CHALLENGE: Work through the listing below and count the lines that hold "this". Answer with the number alone.

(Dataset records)
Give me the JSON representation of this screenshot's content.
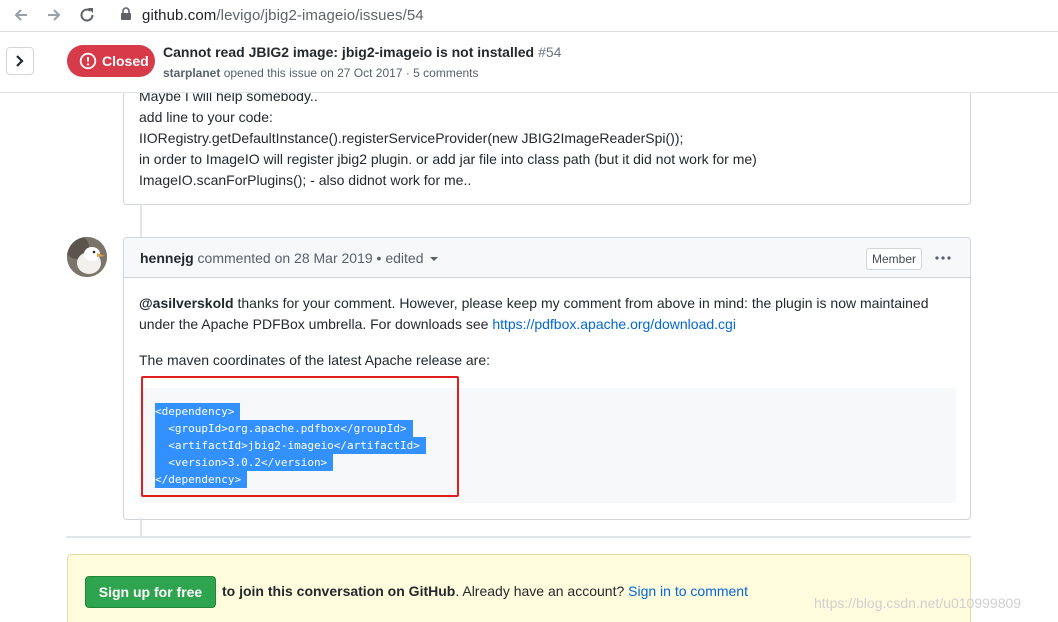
{
  "browser": {
    "url_domain": "github.com",
    "url_path": "/levigo/jbig2-imageio/issues/54"
  },
  "issue": {
    "state": "Closed",
    "title": "Cannot read JBIG2 image: jbig2-imageio is not installed",
    "number": "#54",
    "author": "starplanet",
    "meta_rest": " opened this issue on 27 Oct 2017 · 5 comments"
  },
  "prev_comment": {
    "lines": [
      "Maybe I will help somebody..",
      "add line to your code:",
      "IIORegistry.getDefaultInstance().registerServiceProvider(new JBIG2ImageReaderSpi());",
      "in order to ImageIO will register jbig2 plugin. or add jar file into class path (but it did not work for me)",
      "ImageIO.scanForPlugins(); - also didnot work for me.."
    ]
  },
  "comment": {
    "author": "hennejg",
    "action": " commented on 28 Mar 2019",
    "edited": " • edited",
    "badge": "Member",
    "mention": "@asilverskold",
    "body_text_1": " thanks for your comment. However, please keep my comment from above in mind: the plugin is now maintained under the Apache PDFBox umbrella. For downloads see ",
    "link": "https://pdfbox.apache.org/download.cgi",
    "para2": "The maven coordinates of the latest Apache release are:",
    "code_lines": [
      "<dependency>",
      "  <groupId>org.apache.pdfbox</groupId>",
      "  <artifactId>jbig2-imageio</artifactId>",
      "  <version>3.0.2</version>",
      "</dependency>"
    ]
  },
  "signup": {
    "button": "Sign up for free",
    "bold_text": " to join this conversation on GitHub",
    "rest_text": ". Already have an account? ",
    "signin_link": "Sign in to comment"
  },
  "watermark": "https://blog.csdn.net/u010999809",
  "colors": {
    "closed_red": "#d73a49",
    "link_blue": "#0366d6",
    "signup_green": "#2ea44f",
    "selection_blue": "#3390ff",
    "annotation_red": "#e02020"
  },
  "icons": [
    "back-arrow-icon",
    "forward-arrow-icon",
    "reload-icon",
    "lock-icon",
    "chevron-right-icon",
    "issue-closed-icon",
    "kebab-horizontal-icon",
    "dropdown-caret-icon"
  ]
}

WRITTEN SOLUTION: 3